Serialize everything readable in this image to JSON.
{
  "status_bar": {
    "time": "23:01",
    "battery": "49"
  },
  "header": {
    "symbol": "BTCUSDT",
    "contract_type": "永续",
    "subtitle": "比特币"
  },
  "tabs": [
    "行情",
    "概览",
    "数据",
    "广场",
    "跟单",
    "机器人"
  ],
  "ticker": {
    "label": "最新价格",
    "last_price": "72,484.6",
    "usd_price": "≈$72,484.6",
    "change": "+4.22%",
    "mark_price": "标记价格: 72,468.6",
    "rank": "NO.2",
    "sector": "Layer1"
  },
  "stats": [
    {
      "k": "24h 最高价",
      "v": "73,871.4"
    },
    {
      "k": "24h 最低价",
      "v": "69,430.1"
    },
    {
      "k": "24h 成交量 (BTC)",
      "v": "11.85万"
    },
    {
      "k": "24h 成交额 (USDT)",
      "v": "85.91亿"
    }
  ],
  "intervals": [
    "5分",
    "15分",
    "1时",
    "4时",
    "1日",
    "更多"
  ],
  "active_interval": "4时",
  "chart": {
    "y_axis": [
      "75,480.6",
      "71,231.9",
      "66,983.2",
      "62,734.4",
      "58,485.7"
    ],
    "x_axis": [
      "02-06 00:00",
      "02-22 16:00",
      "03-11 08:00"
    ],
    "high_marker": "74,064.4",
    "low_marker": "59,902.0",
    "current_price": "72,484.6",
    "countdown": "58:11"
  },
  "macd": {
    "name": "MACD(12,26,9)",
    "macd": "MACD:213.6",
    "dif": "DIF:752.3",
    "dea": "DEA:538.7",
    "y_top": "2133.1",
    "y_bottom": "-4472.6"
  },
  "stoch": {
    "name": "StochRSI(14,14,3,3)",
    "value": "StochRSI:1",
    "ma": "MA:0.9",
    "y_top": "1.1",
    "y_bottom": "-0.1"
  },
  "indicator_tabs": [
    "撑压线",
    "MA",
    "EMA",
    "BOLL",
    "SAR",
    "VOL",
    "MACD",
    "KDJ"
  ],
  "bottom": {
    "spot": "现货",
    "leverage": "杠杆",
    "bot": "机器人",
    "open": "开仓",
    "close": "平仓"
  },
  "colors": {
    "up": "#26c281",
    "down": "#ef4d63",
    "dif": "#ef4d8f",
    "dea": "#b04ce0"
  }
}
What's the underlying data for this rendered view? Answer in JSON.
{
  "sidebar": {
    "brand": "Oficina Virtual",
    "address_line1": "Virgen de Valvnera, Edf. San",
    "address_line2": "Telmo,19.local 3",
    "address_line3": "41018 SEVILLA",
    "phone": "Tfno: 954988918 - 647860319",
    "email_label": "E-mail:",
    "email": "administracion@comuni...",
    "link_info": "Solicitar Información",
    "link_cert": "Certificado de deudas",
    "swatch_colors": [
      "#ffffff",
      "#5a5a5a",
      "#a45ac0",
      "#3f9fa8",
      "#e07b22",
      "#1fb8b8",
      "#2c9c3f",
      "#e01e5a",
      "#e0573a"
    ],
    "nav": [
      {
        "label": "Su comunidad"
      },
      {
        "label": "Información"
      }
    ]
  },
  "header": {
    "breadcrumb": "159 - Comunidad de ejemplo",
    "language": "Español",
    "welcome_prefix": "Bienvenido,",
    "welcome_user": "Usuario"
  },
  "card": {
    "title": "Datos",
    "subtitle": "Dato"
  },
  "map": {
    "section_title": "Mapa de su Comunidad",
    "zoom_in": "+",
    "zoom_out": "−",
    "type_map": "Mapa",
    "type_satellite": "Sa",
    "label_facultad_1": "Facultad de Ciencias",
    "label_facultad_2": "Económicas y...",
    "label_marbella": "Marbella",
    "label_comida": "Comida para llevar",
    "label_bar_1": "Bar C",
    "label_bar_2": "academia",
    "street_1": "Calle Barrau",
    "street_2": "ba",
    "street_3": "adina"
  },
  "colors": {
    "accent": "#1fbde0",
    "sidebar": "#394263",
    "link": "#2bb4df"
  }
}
-------
#### [TASK REQUIREMENTS]
Look through the entries above and count each line holding "Información"; report the count alone.

#### [FULL SOLUTION]
2